# [DATASET]
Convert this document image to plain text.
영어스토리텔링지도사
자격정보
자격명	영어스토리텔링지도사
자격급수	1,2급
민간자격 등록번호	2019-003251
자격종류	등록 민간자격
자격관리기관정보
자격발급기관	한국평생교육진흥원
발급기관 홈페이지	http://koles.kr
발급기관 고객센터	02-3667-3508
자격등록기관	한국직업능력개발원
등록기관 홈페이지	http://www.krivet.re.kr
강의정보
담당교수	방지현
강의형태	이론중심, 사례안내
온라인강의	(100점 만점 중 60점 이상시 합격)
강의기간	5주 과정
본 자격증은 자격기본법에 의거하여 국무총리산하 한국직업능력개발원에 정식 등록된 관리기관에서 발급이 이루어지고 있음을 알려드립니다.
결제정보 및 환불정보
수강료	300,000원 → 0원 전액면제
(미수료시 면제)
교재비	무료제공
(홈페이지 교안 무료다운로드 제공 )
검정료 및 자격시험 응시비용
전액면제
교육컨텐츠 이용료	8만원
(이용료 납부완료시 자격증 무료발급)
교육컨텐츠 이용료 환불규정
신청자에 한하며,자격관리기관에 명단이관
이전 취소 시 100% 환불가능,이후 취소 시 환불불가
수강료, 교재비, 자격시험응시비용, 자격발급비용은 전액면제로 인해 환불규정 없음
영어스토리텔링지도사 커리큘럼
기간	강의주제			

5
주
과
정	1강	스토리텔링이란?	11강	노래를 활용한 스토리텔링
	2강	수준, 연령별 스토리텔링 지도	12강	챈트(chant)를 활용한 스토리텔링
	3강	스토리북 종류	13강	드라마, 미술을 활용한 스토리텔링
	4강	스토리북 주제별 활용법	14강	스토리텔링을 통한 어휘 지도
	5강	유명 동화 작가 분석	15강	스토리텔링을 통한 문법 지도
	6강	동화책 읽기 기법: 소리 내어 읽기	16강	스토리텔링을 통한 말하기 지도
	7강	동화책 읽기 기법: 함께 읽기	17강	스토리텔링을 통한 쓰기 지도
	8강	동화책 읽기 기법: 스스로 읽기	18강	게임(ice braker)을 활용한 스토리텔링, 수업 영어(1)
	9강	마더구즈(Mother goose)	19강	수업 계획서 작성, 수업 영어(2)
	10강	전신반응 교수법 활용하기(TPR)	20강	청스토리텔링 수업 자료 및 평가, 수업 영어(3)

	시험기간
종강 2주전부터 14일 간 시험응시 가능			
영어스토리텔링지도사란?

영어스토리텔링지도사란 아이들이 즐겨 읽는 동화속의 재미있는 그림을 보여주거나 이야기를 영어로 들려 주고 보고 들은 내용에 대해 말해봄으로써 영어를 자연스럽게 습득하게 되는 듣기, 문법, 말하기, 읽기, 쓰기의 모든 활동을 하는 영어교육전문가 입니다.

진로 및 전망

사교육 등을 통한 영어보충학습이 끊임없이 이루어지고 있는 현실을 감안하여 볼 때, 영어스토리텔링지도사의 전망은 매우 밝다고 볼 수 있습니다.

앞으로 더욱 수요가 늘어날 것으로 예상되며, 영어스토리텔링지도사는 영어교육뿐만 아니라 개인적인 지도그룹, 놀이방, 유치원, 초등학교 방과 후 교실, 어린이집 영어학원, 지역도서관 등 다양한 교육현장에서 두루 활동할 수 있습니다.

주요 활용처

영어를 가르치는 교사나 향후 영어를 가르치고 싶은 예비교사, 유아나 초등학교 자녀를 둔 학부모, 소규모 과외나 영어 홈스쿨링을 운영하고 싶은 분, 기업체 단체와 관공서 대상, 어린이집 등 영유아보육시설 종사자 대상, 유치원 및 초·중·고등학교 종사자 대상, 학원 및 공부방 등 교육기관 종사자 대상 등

# [AIM OF THE TASK]
Above are the records; copy all of them exactly.

# [OUTPUT BELOW]
Convert this document image to plain text.
영어스토리텔링지도사
자격정보
자격명	영어스토리텔링지도사
자격급수	1,2급
민간자격 등록번호	2019-003251
자격종류	등록 민간자격
자격관리기관정보
자격발급기관	한국평생교육진흥원
발급기관 홈페이지	http://koles.kr
발급기관 고객센터	02-3667-3508
자격등록기관	한국직업능력개발원
등록기관 홈페이지	http://www.krivet.re.kr
강의정보
담당교수	방지현
강의형태	이론중심, 사례안내
온라인강의	(100점 만점 중 60점 이상시 합격)
강의기간	5주 과정
본 자격증은 자격기본법에 의거하여 국무총리산하 한국직업능력개발원에 정식 등록된 관리기관에서 발급이 이루어지고 있음을 알려드립니다.
결제정보 및 환불정보
수강료	300,000원 → 0원 전액면제
(미수료시 면제)
교재비	무료제공
(홈페이지 교안 무료다운로드 제공 )
검정료 및 자격시험 응시비용
전액면제
교육컨텐츠 이용료	8만원
(이용료 납부완료시 자격증 무료발급)
교육컨텐츠 이용료 환불규정
신청자에 한하며,자격관리기관에 명단이관
이전 취소 시 100% 환불가능,이후 취소 시 환불불가
수강료, 교재비, 자격시험응시비용, 자격발급비용은 전액면제로 인해 환불규정 없음
영어스토리텔링지도사 커리큘럼
기간	강의주제			

5
주
과
정	1강	스토리텔링이란?	11강	노래를 활용한 스토리텔링
	2강	수준, 연령별 스토리텔링 지도	12강	챈트(chant)를 활용한 스토리텔링
	3강	스토리북 종류	13강	드라마, 미술을 활용한 스토리텔링
	4강	스토리북 주제별 활용법	14강	스토리텔링을 통한 어휘 지도
	5강	유명 동화 작가 분석	15강	스토리텔링을 통한 문법 지도
	6강	동화책 읽기 기법: 소리 내어 읽기	16강	스토리텔링을 통한 말하기 지도
	7강	동화책 읽기 기법: 함께 읽기	17강	스토리텔링을 통한 쓰기 지도
	8강	동화책 읽기 기법: 스스로 읽기	18강	게임(ice braker)을 활용한 스토리텔링, 수업 영어(1)
	9강	마더구즈(Mother goose)	19강	수업 계획서 작성, 수업 영어(2)
	10강	전신반응 교수법 활용하기(TPR)	20강	청스토리텔링 수업 자료 및 평가, 수업 영어(3)

	시험기간
종강 2주전부터 14일 간 시험응시 가능			
영어스토리텔링지도사란?

영어스토리텔링지도사란 아이들이 즐겨 읽는 동화속의 재미있는 그림을 보여주거나 이야기를 영어로 들려 주고 보고 들은 내용에 대해 말해봄으로써 영어를 자연스럽게 습득하게 되는 듣기, 문법, 말하기, 읽기, 쓰기의 모든 활동을 하는 영어교육전문가 입니다.

진로 및 전망

사교육 등을 통한 영어보충학습이 끊임없이 이루어지고 있는 현실을 감안하여 볼 때, 영어스토리텔링지도사의 전망은 매우 밝다고 볼 수 있습니다.

앞으로 더욱 수요가 늘어날 것으로 예상되며, 영어스토리텔링지도사는 영어교육뿐만 아니라 개인적인 지도그룹, 놀이방, 유치원, 초등학교 방과 후 교실, 어린이집 영어학원, 지역도서관 등 다양한 교육현장에서 두루 활동할 수 있습니다.

주요 활용처

영어를 가르치는 교사나 향후 영어를 가르치고 싶은 예비교사, 유아나 초등학교 자녀를 둔 학부모, 소규모 과외나 영어 홈스쿨링을 운영하고 싶은 분, 기업체 단체와 관공서 대상, 어린이집 등 영유아보육시설 종사자 대상, 유치원 및 초·중·고등학교 종사자 대상, 학원 및 공부방 등 교육기관 종사자 대상 등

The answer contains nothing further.